#### What this task involves
Extract the text of every entry below exactly; leave images out.

#### Data extract
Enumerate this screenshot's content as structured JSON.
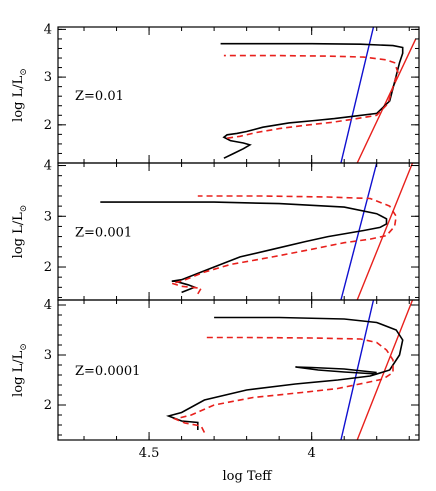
{
  "chart_data": {
    "type": "line",
    "xlabel": "log Teff",
    "ylabel_base": "log L/L",
    "ylabel_sub": "⊙",
    "xlim": [
      4.78,
      3.67
    ],
    "xticks": [
      4.5,
      4.0
    ],
    "xtick_labels": [
      "4.5",
      "4"
    ],
    "colors": {
      "model_a": "#000000",
      "model_b": "#e8201c",
      "blue_edge": "#1010d0",
      "red_edge": "#e8201c"
    },
    "panels": [
      {
        "label": "Z=0.01",
        "ylim": [
          1.2,
          4.05
        ],
        "yticks": [
          2,
          3,
          4
        ],
        "ytick_labels": [
          "2",
          "3",
          "4"
        ],
        "blue_edge": [
          [
            3.91,
            1.2
          ],
          [
            3.81,
            4.05
          ]
        ],
        "red_edge": [
          [
            3.86,
            1.2
          ],
          [
            3.68,
            3.8
          ]
        ],
        "series": [
          {
            "name": "solid",
            "color": "#000000",
            "dashed": false,
            "points": [
              [
                4.27,
                1.3
              ],
              [
                4.24,
                1.4
              ],
              [
                4.21,
                1.5
              ],
              [
                4.19,
                1.58
              ],
              [
                4.21,
                1.62
              ],
              [
                4.25,
                1.67
              ],
              [
                4.27,
                1.74
              ],
              [
                4.26,
                1.79
              ],
              [
                4.23,
                1.82
              ],
              [
                4.2,
                1.86
              ],
              [
                4.15,
                1.95
              ],
              [
                4.07,
                2.04
              ],
              [
                3.99,
                2.09
              ],
              [
                3.93,
                2.13
              ],
              [
                3.87,
                2.18
              ],
              [
                3.8,
                2.24
              ],
              [
                3.76,
                2.5
              ],
              [
                3.745,
                2.9
              ],
              [
                3.73,
                3.3
              ],
              [
                3.72,
                3.5
              ],
              [
                3.72,
                3.62
              ],
              [
                3.75,
                3.66
              ],
              [
                3.85,
                3.69
              ],
              [
                4.0,
                3.7
              ],
              [
                4.15,
                3.7
              ],
              [
                4.28,
                3.7
              ]
            ]
          },
          {
            "name": "dashed",
            "color": "#e8201c",
            "dashed": true,
            "points": [
              [
                4.26,
                1.72
              ],
              [
                4.22,
                1.76
              ],
              [
                4.17,
                1.84
              ],
              [
                4.1,
                1.92
              ],
              [
                4.02,
                1.99
              ],
              [
                3.94,
                2.05
              ],
              [
                3.87,
                2.12
              ],
              [
                3.8,
                2.2
              ],
              [
                3.765,
                2.45
              ],
              [
                3.75,
                2.8
              ],
              [
                3.735,
                3.1
              ],
              [
                3.745,
                3.3
              ],
              [
                3.77,
                3.36
              ],
              [
                3.84,
                3.42
              ],
              [
                3.95,
                3.44
              ],
              [
                4.1,
                3.45
              ],
              [
                4.27,
                3.45
              ]
            ]
          }
        ]
      },
      {
        "label": "Z=0.001",
        "ylim": [
          1.35,
          4.05
        ],
        "yticks": [
          2,
          3,
          4
        ],
        "ytick_labels": [
          "2",
          "3",
          "4"
        ],
        "blue_edge": [
          [
            3.91,
            1.35
          ],
          [
            3.8,
            4.05
          ]
        ],
        "red_edge": [
          [
            3.86,
            1.35
          ],
          [
            3.69,
            4.05
          ]
        ],
        "series": [
          {
            "name": "solid",
            "color": "#000000",
            "dashed": false,
            "points": [
              [
                4.4,
                1.5
              ],
              [
                4.36,
                1.6
              ],
              [
                4.38,
                1.65
              ],
              [
                4.42,
                1.72
              ],
              [
                4.43,
                1.72
              ],
              [
                4.4,
                1.75
              ],
              [
                4.3,
                2.0
              ],
              [
                4.22,
                2.2
              ],
              [
                4.12,
                2.35
              ],
              [
                4.02,
                2.5
              ],
              [
                3.95,
                2.6
              ],
              [
                3.84,
                2.72
              ],
              [
                3.79,
                2.78
              ],
              [
                3.77,
                2.85
              ],
              [
                3.77,
                2.95
              ],
              [
                3.8,
                3.05
              ],
              [
                3.9,
                3.18
              ],
              [
                4.1,
                3.25
              ],
              [
                4.3,
                3.28
              ],
              [
                4.65,
                3.28
              ]
            ]
          },
          {
            "name": "dashed",
            "color": "#e8201c",
            "dashed": true,
            "points": [
              [
                4.35,
                1.47
              ],
              [
                4.34,
                1.58
              ],
              [
                4.4,
                1.62
              ],
              [
                4.43,
                1.68
              ],
              [
                4.4,
                1.72
              ],
              [
                4.33,
                1.9
              ],
              [
                4.25,
                2.05
              ],
              [
                4.12,
                2.2
              ],
              [
                4.0,
                2.35
              ],
              [
                3.9,
                2.48
              ],
              [
                3.82,
                2.55
              ],
              [
                3.77,
                2.62
              ],
              [
                3.745,
                2.8
              ],
              [
                3.74,
                3.0
              ],
              [
                3.76,
                3.2
              ],
              [
                3.82,
                3.35
              ],
              [
                3.95,
                3.38
              ],
              [
                4.15,
                3.4
              ],
              [
                4.35,
                3.4
              ]
            ]
          }
        ]
      },
      {
        "label": "Z=0.0001",
        "ylim": [
          1.3,
          4.1
        ],
        "yticks": [
          2,
          3,
          4
        ],
        "ytick_labels": [
          "2",
          "3",
          "4"
        ],
        "blue_edge": [
          [
            3.91,
            1.3
          ],
          [
            3.81,
            4.1
          ]
        ],
        "red_edge": [
          [
            3.86,
            1.3
          ],
          [
            3.69,
            4.1
          ]
        ],
        "series": [
          {
            "name": "solid",
            "color": "#000000",
            "dashed": false,
            "points": [
              [
                4.35,
                1.5
              ],
              [
                4.35,
                1.65
              ],
              [
                4.4,
                1.68
              ],
              [
                4.44,
                1.78
              ],
              [
                4.4,
                1.85
              ],
              [
                4.33,
                2.1
              ],
              [
                4.2,
                2.3
              ],
              [
                4.05,
                2.42
              ],
              [
                3.92,
                2.5
              ],
              [
                3.82,
                2.58
              ],
              [
                3.76,
                2.7
              ],
              [
                3.73,
                3.0
              ],
              [
                3.72,
                3.3
              ],
              [
                3.74,
                3.5
              ],
              [
                3.8,
                3.65
              ],
              [
                3.9,
                3.72
              ],
              [
                4.1,
                3.75
              ],
              [
                4.3,
                3.75
              ]
            ]
          },
          {
            "name": "solid-loop",
            "color": "#000000",
            "dashed": false,
            "points": [
              [
                3.8,
                2.65
              ],
              [
                3.9,
                2.72
              ],
              [
                4.0,
                2.75
              ],
              [
                4.05,
                2.76
              ],
              [
                3.98,
                2.7
              ],
              [
                3.9,
                2.66
              ],
              [
                3.8,
                2.62
              ]
            ]
          },
          {
            "name": "dashed",
            "color": "#e8201c",
            "dashed": true,
            "points": [
              [
                4.33,
                1.45
              ],
              [
                4.34,
                1.58
              ],
              [
                4.39,
                1.64
              ],
              [
                4.42,
                1.72
              ],
              [
                4.37,
                1.8
              ],
              [
                4.3,
                2.0
              ],
              [
                4.18,
                2.15
              ],
              [
                4.03,
                2.25
              ],
              [
                3.92,
                2.33
              ],
              [
                3.83,
                2.45
              ],
              [
                3.78,
                2.52
              ],
              [
                3.75,
                2.65
              ],
              [
                3.75,
                2.9
              ],
              [
                3.77,
                3.1
              ],
              [
                3.8,
                3.25
              ],
              [
                3.85,
                3.32
              ],
              [
                4.0,
                3.34
              ],
              [
                4.2,
                3.35
              ],
              [
                4.33,
                3.35
              ]
            ]
          }
        ]
      }
    ]
  }
}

#### Task solution
Enumerate this screenshot's content as structured JSON.
{
  "chart_data": {
    "type": "line",
    "xlabel": "log Teff",
    "ylabel_base": "log L/L",
    "ylabel_sub": "⊙",
    "xlim": [
      4.78,
      3.67
    ],
    "xticks": [
      4.5,
      4.0
    ],
    "xtick_labels": [
      "4.5",
      "4"
    ],
    "colors": {
      "model_a": "#000000",
      "model_b": "#e8201c",
      "blue_edge": "#1010d0",
      "red_edge": "#e8201c"
    },
    "panels": [
      {
        "label": "Z=0.01",
        "ylim": [
          1.2,
          4.05
        ],
        "yticks": [
          2,
          3,
          4
        ],
        "ytick_labels": [
          "2",
          "3",
          "4"
        ],
        "blue_edge": [
          [
            3.91,
            1.2
          ],
          [
            3.81,
            4.05
          ]
        ],
        "red_edge": [
          [
            3.86,
            1.2
          ],
          [
            3.68,
            3.8
          ]
        ],
        "series": [
          {
            "name": "solid",
            "color": "#000000",
            "dashed": false,
            "points": [
              [
                4.27,
                1.3
              ],
              [
                4.24,
                1.4
              ],
              [
                4.21,
                1.5
              ],
              [
                4.19,
                1.58
              ],
              [
                4.21,
                1.62
              ],
              [
                4.25,
                1.67
              ],
              [
                4.27,
                1.74
              ],
              [
                4.26,
                1.79
              ],
              [
                4.23,
                1.82
              ],
              [
                4.2,
                1.86
              ],
              [
                4.15,
                1.95
              ],
              [
                4.07,
                2.04
              ],
              [
                3.99,
                2.09
              ],
              [
                3.93,
                2.13
              ],
              [
                3.87,
                2.18
              ],
              [
                3.8,
                2.24
              ],
              [
                3.76,
                2.5
              ],
              [
                3.745,
                2.9
              ],
              [
                3.73,
                3.3
              ],
              [
                3.72,
                3.5
              ],
              [
                3.72,
                3.62
              ],
              [
                3.75,
                3.66
              ],
              [
                3.85,
                3.69
              ],
              [
                4.0,
                3.7
              ],
              [
                4.15,
                3.7
              ],
              [
                4.28,
                3.7
              ]
            ]
          },
          {
            "name": "dashed",
            "color": "#e8201c",
            "dashed": true,
            "points": [
              [
                4.26,
                1.72
              ],
              [
                4.22,
                1.76
              ],
              [
                4.17,
                1.84
              ],
              [
                4.1,
                1.92
              ],
              [
                4.02,
                1.99
              ],
              [
                3.94,
                2.05
              ],
              [
                3.87,
                2.12
              ],
              [
                3.8,
                2.2
              ],
              [
                3.765,
                2.45
              ],
              [
                3.75,
                2.8
              ],
              [
                3.735,
                3.1
              ],
              [
                3.745,
                3.3
              ],
              [
                3.77,
                3.36
              ],
              [
                3.84,
                3.42
              ],
              [
                3.95,
                3.44
              ],
              [
                4.1,
                3.45
              ],
              [
                4.27,
                3.45
              ]
            ]
          }
        ]
      },
      {
        "label": "Z=0.001",
        "ylim": [
          1.35,
          4.05
        ],
        "yticks": [
          2,
          3,
          4
        ],
        "ytick_labels": [
          "2",
          "3",
          "4"
        ],
        "blue_edge": [
          [
            3.91,
            1.35
          ],
          [
            3.8,
            4.05
          ]
        ],
        "red_edge": [
          [
            3.86,
            1.35
          ],
          [
            3.69,
            4.05
          ]
        ],
        "series": [
          {
            "name": "solid",
            "color": "#000000",
            "dashed": false,
            "points": [
              [
                4.4,
                1.5
              ],
              [
                4.36,
                1.6
              ],
              [
                4.38,
                1.65
              ],
              [
                4.42,
                1.72
              ],
              [
                4.43,
                1.72
              ],
              [
                4.4,
                1.75
              ],
              [
                4.3,
                2.0
              ],
              [
                4.22,
                2.2
              ],
              [
                4.12,
                2.35
              ],
              [
                4.02,
                2.5
              ],
              [
                3.95,
                2.6
              ],
              [
                3.84,
                2.72
              ],
              [
                3.79,
                2.78
              ],
              [
                3.77,
                2.85
              ],
              [
                3.77,
                2.95
              ],
              [
                3.8,
                3.05
              ],
              [
                3.9,
                3.18
              ],
              [
                4.1,
                3.25
              ],
              [
                4.3,
                3.28
              ],
              [
                4.65,
                3.28
              ]
            ]
          },
          {
            "name": "dashed",
            "color": "#e8201c",
            "dashed": true,
            "points": [
              [
                4.35,
                1.47
              ],
              [
                4.34,
                1.58
              ],
              [
                4.4,
                1.62
              ],
              [
                4.43,
                1.68
              ],
              [
                4.4,
                1.72
              ],
              [
                4.33,
                1.9
              ],
              [
                4.25,
                2.05
              ],
              [
                4.12,
                2.2
              ],
              [
                4.0,
                2.35
              ],
              [
                3.9,
                2.48
              ],
              [
                3.82,
                2.55
              ],
              [
                3.77,
                2.62
              ],
              [
                3.745,
                2.8
              ],
              [
                3.74,
                3.0
              ],
              [
                3.76,
                3.2
              ],
              [
                3.82,
                3.35
              ],
              [
                3.95,
                3.38
              ],
              [
                4.15,
                3.4
              ],
              [
                4.35,
                3.4
              ]
            ]
          }
        ]
      },
      {
        "label": "Z=0.0001",
        "ylim": [
          1.3,
          4.1
        ],
        "yticks": [
          2,
          3,
          4
        ],
        "ytick_labels": [
          "2",
          "3",
          "4"
        ],
        "blue_edge": [
          [
            3.91,
            1.3
          ],
          [
            3.81,
            4.1
          ]
        ],
        "red_edge": [
          [
            3.86,
            1.3
          ],
          [
            3.69,
            4.1
          ]
        ],
        "series": [
          {
            "name": "solid",
            "color": "#000000",
            "dashed": false,
            "points": [
              [
                4.35,
                1.5
              ],
              [
                4.35,
                1.65
              ],
              [
                4.4,
                1.68
              ],
              [
                4.44,
                1.78
              ],
              [
                4.4,
                1.85
              ],
              [
                4.33,
                2.1
              ],
              [
                4.2,
                2.3
              ],
              [
                4.05,
                2.42
              ],
              [
                3.92,
                2.5
              ],
              [
                3.82,
                2.58
              ],
              [
                3.76,
                2.7
              ],
              [
                3.73,
                3.0
              ],
              [
                3.72,
                3.3
              ],
              [
                3.74,
                3.5
              ],
              [
                3.8,
                3.65
              ],
              [
                3.9,
                3.72
              ],
              [
                4.1,
                3.75
              ],
              [
                4.3,
                3.75
              ]
            ]
          },
          {
            "name": "solid-loop",
            "color": "#000000",
            "dashed": false,
            "points": [
              [
                3.8,
                2.65
              ],
              [
                3.9,
                2.72
              ],
              [
                4.0,
                2.75
              ],
              [
                4.05,
                2.76
              ],
              [
                3.98,
                2.7
              ],
              [
                3.9,
                2.66
              ],
              [
                3.8,
                2.62
              ]
            ]
          },
          {
            "name": "dashed",
            "color": "#e8201c",
            "dashed": true,
            "points": [
              [
                4.33,
                1.45
              ],
              [
                4.34,
                1.58
              ],
              [
                4.39,
                1.64
              ],
              [
                4.42,
                1.72
              ],
              [
                4.37,
                1.8
              ],
              [
                4.3,
                2.0
              ],
              [
                4.18,
                2.15
              ],
              [
                4.03,
                2.25
              ],
              [
                3.92,
                2.33
              ],
              [
                3.83,
                2.45
              ],
              [
                3.78,
                2.52
              ],
              [
                3.75,
                2.65
              ],
              [
                3.75,
                2.9
              ],
              [
                3.77,
                3.1
              ],
              [
                3.8,
                3.25
              ],
              [
                3.85,
                3.32
              ],
              [
                4.0,
                3.34
              ],
              [
                4.2,
                3.35
              ],
              [
                4.33,
                3.35
              ]
            ]
          }
        ]
      }
    ]
  }
}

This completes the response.